═════ Material provided ═════

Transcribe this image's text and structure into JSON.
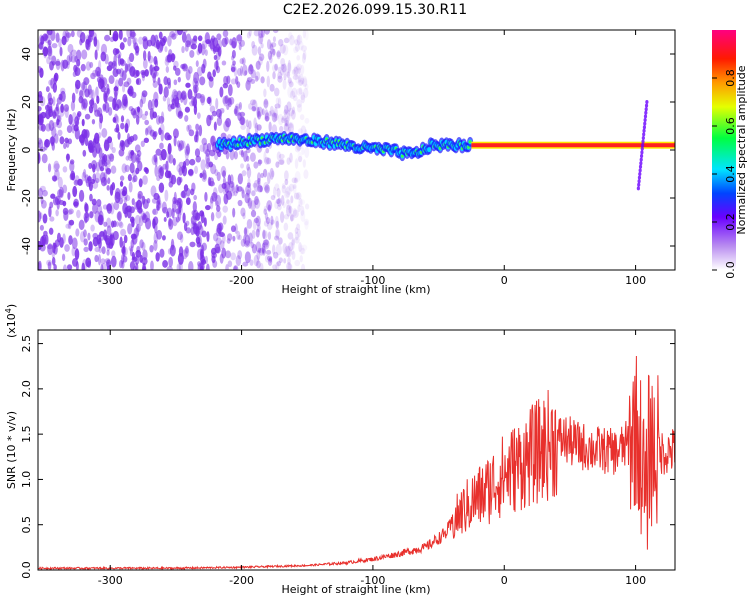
{
  "title": "C2E2.2026.099.15.30.R11",
  "colors": {
    "trace": "#e8302c",
    "cloud": "#7a2ee6",
    "axis": "#000000"
  },
  "chart_data": [
    {
      "type": "heatmap",
      "xlabel": "Height of straight line (km)",
      "ylabel": "Frequency (Hz)",
      "xlim": [
        -355,
        130
      ],
      "ylim": [
        -50,
        50
      ],
      "xticks": [
        -300,
        -200,
        -100,
        0,
        100
      ],
      "yticks": [
        -40,
        -20,
        0,
        20,
        40
      ],
      "colorbar": {
        "label": "Normalized spectral amplitude",
        "range": [
          0,
          1
        ],
        "ticks": [
          "0.0",
          "0.2",
          "0.4",
          "0.6",
          "0.8"
        ],
        "tick_values": [
          0,
          0.2,
          0.4,
          0.6,
          0.8
        ]
      },
      "ridge": [
        {
          "x": -215,
          "y": 2
        },
        {
          "x": -190,
          "y": 4
        },
        {
          "x": -170,
          "y": 5
        },
        {
          "x": -150,
          "y": 4
        },
        {
          "x": -130,
          "y": 3
        },
        {
          "x": -110,
          "y": 1
        },
        {
          "x": -90,
          "y": 0
        },
        {
          "x": -70,
          "y": -2
        },
        {
          "x": -55,
          "y": 2
        },
        {
          "x": -40,
          "y": 2
        },
        {
          "x": -20,
          "y": 2
        },
        {
          "x": 0,
          "y": 2
        },
        {
          "x": 50,
          "y": 2
        },
        {
          "x": 100,
          "y": 2
        },
        {
          "x": 130,
          "y": 2
        }
      ]
    },
    {
      "type": "line",
      "xlabel": "Height of straight line (km)",
      "ylabel": "SNR (10 * v/v)",
      "multiplier": "(x10",
      "multiplier_exp": "4",
      "multiplier_close": ")",
      "xlim": [
        -355,
        130
      ],
      "ylim": [
        0,
        2.65
      ],
      "xticks": [
        -300,
        -200,
        -100,
        0,
        100
      ],
      "yticks": [
        0,
        0.5,
        1.0,
        1.5,
        2.0,
        2.5
      ],
      "ytick_labels": [
        "0.0",
        "0.5",
        "1.0",
        "1.5",
        "2.0",
        "2.5"
      ],
      "series": [
        {
          "x": [
            -355,
            -300,
            -250,
            -200,
            -150,
            -120,
            -100,
            -80,
            -60,
            -45,
            -35,
            -25,
            -15,
            -5,
            5,
            20,
            35,
            45,
            55,
            70,
            85,
            95,
            100,
            105,
            108,
            110,
            115,
            120,
            130
          ],
          "y": [
            0.02,
            0.02,
            0.02,
            0.03,
            0.05,
            0.08,
            0.12,
            0.18,
            0.25,
            0.4,
            0.6,
            0.75,
            0.85,
            1.0,
            1.1,
            1.25,
            1.4,
            1.45,
            1.38,
            1.33,
            1.3,
            1.4,
            1.6,
            1.2,
            0.6,
            1.4,
            1.28,
            1.3,
            1.32
          ]
        }
      ]
    }
  ]
}
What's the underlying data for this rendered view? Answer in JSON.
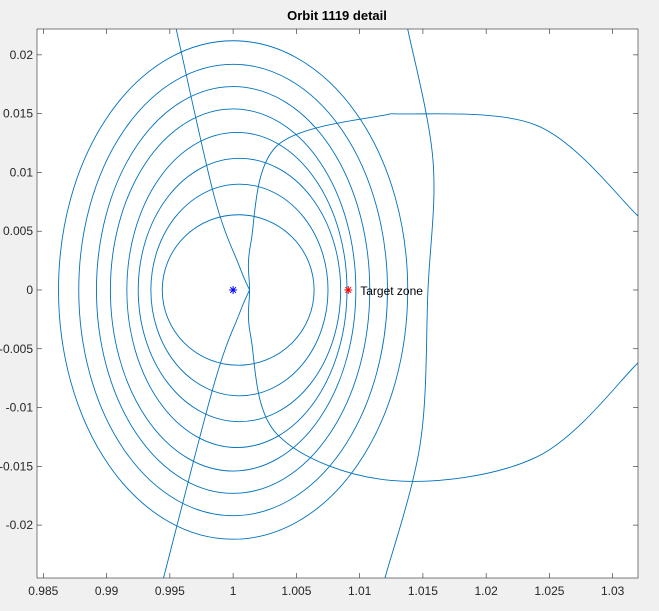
{
  "chart_data": {
    "type": "line",
    "title": "Orbit 1119 detail",
    "xlabel": "",
    "ylabel": "",
    "xlim": [
      0.9845,
      1.032
    ],
    "ylim": [
      -0.0245,
      0.0222
    ],
    "grid": false,
    "xticks": [
      0.985,
      0.99,
      0.995,
      1,
      1.005,
      1.01,
      1.015,
      1.02,
      1.025,
      1.03
    ],
    "xtick_labels": [
      "0.985",
      "0.99",
      "0.995",
      "1",
      "1.005",
      "1.01",
      "1.015",
      "1.02",
      "1.025",
      "1.03"
    ],
    "yticks": [
      -0.02,
      -0.015,
      -0.01,
      -0.005,
      0,
      0.005,
      0.01,
      0.015,
      0.02
    ],
    "ytick_labels": [
      "-0.02",
      "-0.015",
      "-0.01",
      "-0.005",
      "0",
      "0.005",
      "0.01",
      "0.015",
      "0.02"
    ],
    "line_color": "#0072bd",
    "markers": [
      {
        "x": 1.0,
        "y": 0.0,
        "symbol": "*",
        "color": "#0000ff",
        "label": ""
      },
      {
        "x": 1.0091,
        "y": 0.0,
        "symbol": "*",
        "color": "#ff0000",
        "label": "Target zone"
      }
    ],
    "series": [
      {
        "type": "loop",
        "cx": 1.0,
        "cy": 0.0,
        "rx": 0.0138,
        "ry": 0.0212
      },
      {
        "type": "loop",
        "cx": 1.0,
        "cy": 0.0,
        "rx": 0.0122,
        "ry": 0.0192
      },
      {
        "type": "loop",
        "cx": 1.0,
        "cy": 0.0,
        "rx": 0.0108,
        "ry": 0.0173
      },
      {
        "type": "loop",
        "cx": 1.0,
        "cy": 0.0,
        "rx": 0.0097,
        "ry": 0.0154
      },
      {
        "type": "loop",
        "cx": 1.0003,
        "cy": 0.0,
        "rx": 0.0087,
        "ry": 0.0134
      },
      {
        "type": "loop",
        "cx": 1.0005,
        "cy": 0.0,
        "rx": 0.008,
        "ry": 0.0112
      },
      {
        "type": "loop",
        "cx": 1.0005,
        "cy": 0.0,
        "rx": 0.007,
        "ry": 0.009
      },
      {
        "type": "loop",
        "cx": 1.0004,
        "cy": 0.0,
        "rx": 0.006,
        "ry": 0.0064
      },
      {
        "type": "path",
        "points": [
          [
            1.0125,
            0.015
          ],
          [
            1.0035,
            0.0123
          ],
          [
            1.0014,
            0.004
          ],
          [
            1.0013,
            0.0
          ],
          [
            1.0014,
            -0.004
          ],
          [
            1.0035,
            -0.0123
          ],
          [
            1.0125,
            -0.0162
          ],
          [
            1.024,
            -0.0142
          ],
          [
            1.032,
            -0.0062
          ]
        ]
      },
      {
        "type": "path",
        "points": [
          [
            1.032,
            0.0063
          ],
          [
            1.024,
            0.014
          ],
          [
            1.0125,
            0.015
          ]
        ]
      },
      {
        "type": "path",
        "points": [
          [
            0.9955,
            0.0222
          ],
          [
            0.9985,
            0.008
          ],
          [
            1.0005,
            0.002
          ],
          [
            1.0013,
            0.0
          ]
        ]
      },
      {
        "type": "path",
        "points": [
          [
            1.0013,
            0.0
          ],
          [
            1.0005,
            -0.002
          ],
          [
            0.9985,
            -0.008
          ],
          [
            0.9945,
            -0.0245
          ]
        ]
      },
      {
        "type": "path",
        "points": [
          [
            1.0138,
            0.0222
          ],
          [
            1.0158,
            0.011
          ],
          [
            1.0154,
            0.0
          ],
          [
            1.0148,
            -0.013
          ],
          [
            1.012,
            -0.0245
          ]
        ]
      }
    ]
  }
}
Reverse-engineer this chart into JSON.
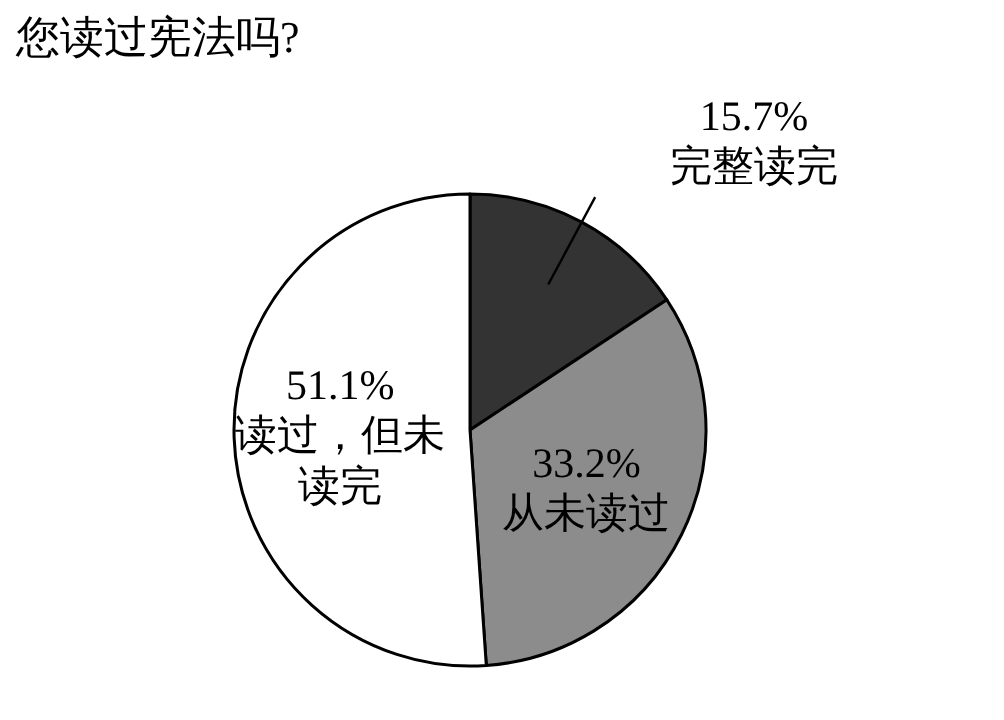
{
  "chart_data": {
    "type": "pie",
    "title": "您读过宪法吗?",
    "categories": [
      "完整读完",
      "从未读过",
      "读过，但未读完"
    ],
    "values": [
      15.7,
      33.2,
      51.1
    ],
    "value_labels": [
      "15.7%",
      "33.2%",
      "51.1%"
    ],
    "colors": [
      "#333333",
      "#8c8c8c",
      "#ffffff"
    ]
  }
}
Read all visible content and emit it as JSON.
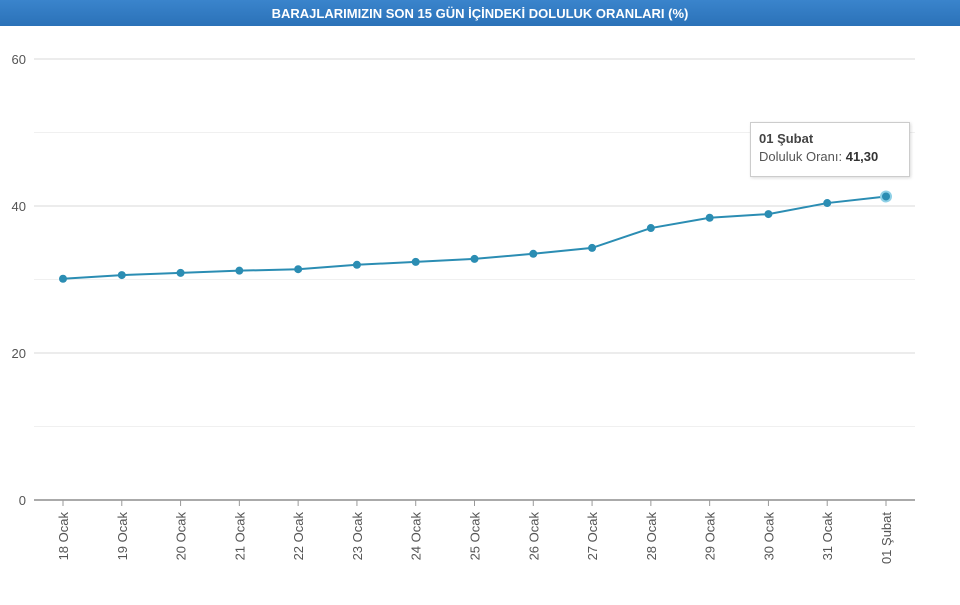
{
  "chart_data": {
    "type": "line",
    "title": "BARAJLARIMIZIN SON 15 GÜN İÇİNDEKİ DOLULUK ORANLARI (%)",
    "xlabel": "",
    "ylabel": "",
    "categories": [
      "18 Ocak",
      "19 Ocak",
      "20 Ocak",
      "21 Ocak",
      "22 Ocak",
      "23 Ocak",
      "24 Ocak",
      "25 Ocak",
      "26 Ocak",
      "27 Ocak",
      "28 Ocak",
      "29 Ocak",
      "30 Ocak",
      "31 Ocak",
      "01 Şubat"
    ],
    "series": [
      {
        "name": "Doluluk Oranı",
        "values": [
          30.1,
          30.6,
          30.9,
          31.2,
          31.4,
          32.0,
          32.4,
          32.8,
          33.5,
          34.3,
          37.0,
          38.4,
          38.9,
          40.4,
          41.3
        ],
        "color": "#2b8db3"
      }
    ],
    "ylim": [
      0,
      60
    ],
    "yticks": [
      0,
      20,
      40,
      60
    ],
    "grid": true,
    "legend": "none"
  },
  "tooltip": {
    "title": "01 Şubat",
    "label": "Doluluk Oranı:",
    "value": "41,30"
  }
}
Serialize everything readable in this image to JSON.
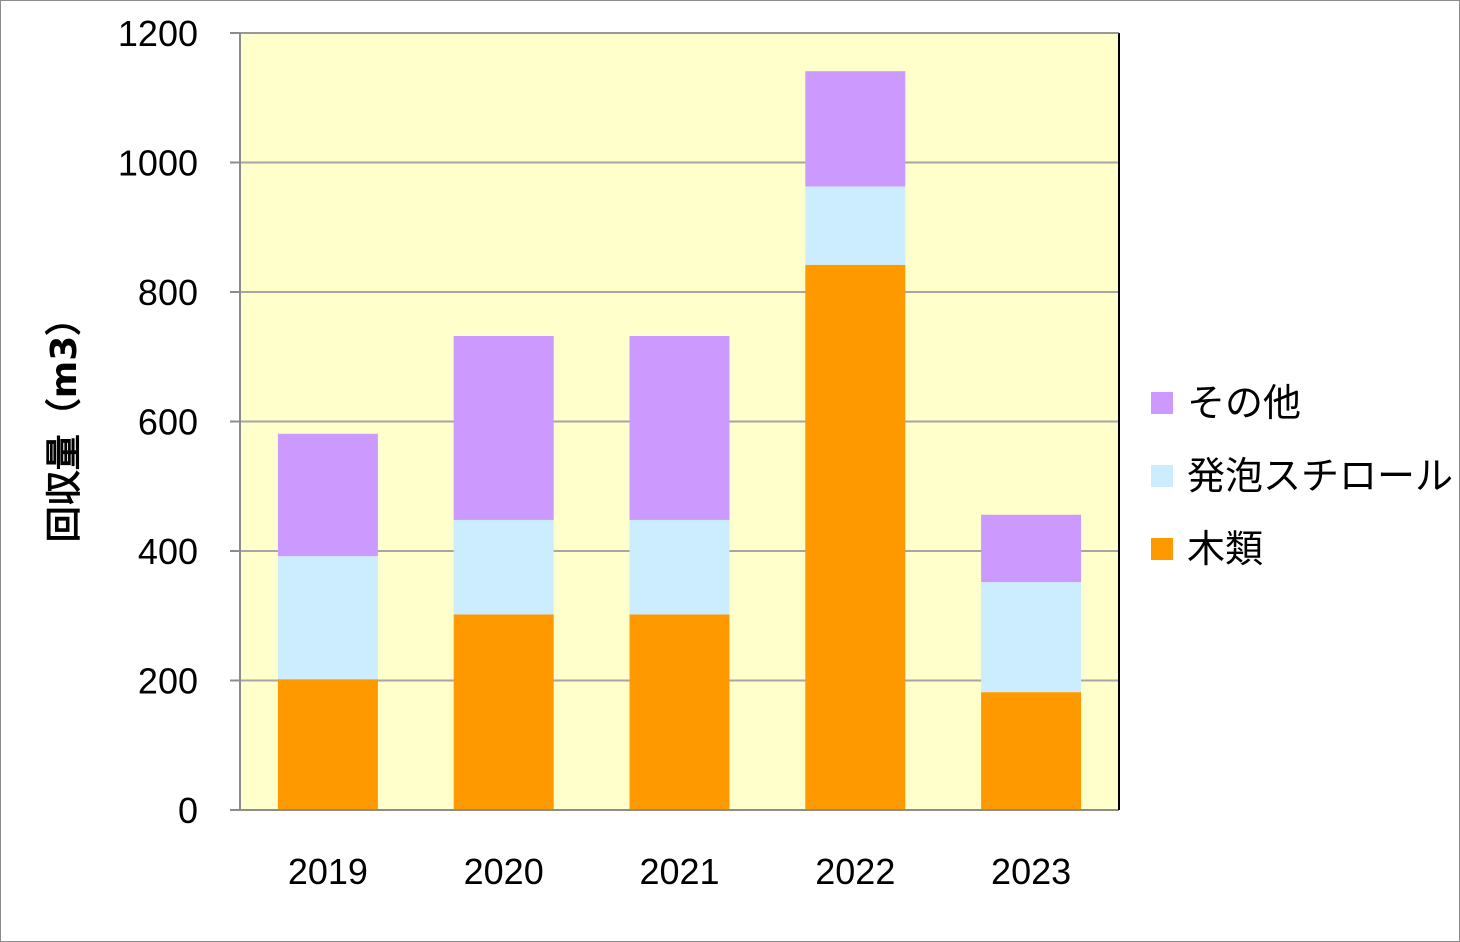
{
  "chart_data": {
    "type": "bar",
    "stacked": true,
    "categories": [
      "2019",
      "2020",
      "2021",
      "2022",
      "2023"
    ],
    "series": [
      {
        "name": "木類",
        "color": "#FF9900",
        "values": [
          202,
          302,
          302,
          842,
          182
        ]
      },
      {
        "name": "発泡スチロール",
        "color": "#CCECFF",
        "values": [
          190,
          146,
          146,
          121,
          170
        ]
      },
      {
        "name": "その他",
        "color": "#CC99FF",
        "values": [
          189,
          284,
          284,
          178,
          104
        ]
      }
    ],
    "legend_order": [
      "その他",
      "発泡スチロール",
      "木類"
    ],
    "legend_position": "right",
    "ylabel": "回収量（m3）",
    "ylim": [
      0,
      1200
    ],
    "yticks": [
      "0",
      "200",
      "400",
      "600",
      "800",
      "1000",
      "1200"
    ],
    "grid": true,
    "plot_background": "#FFFFCC",
    "gridline_color": "#A6A6A6"
  }
}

═════

▶ Problem description: From the records above, copy every line that holds the word "ylabel".

▶ Full output:
      "ylabel": "Frequency (Hz)",
      "ylabel": "SNR (10 * v/v)",
    "ylabel": "",
    "ylabel": "",
    "ylabel": "回収量（m3）",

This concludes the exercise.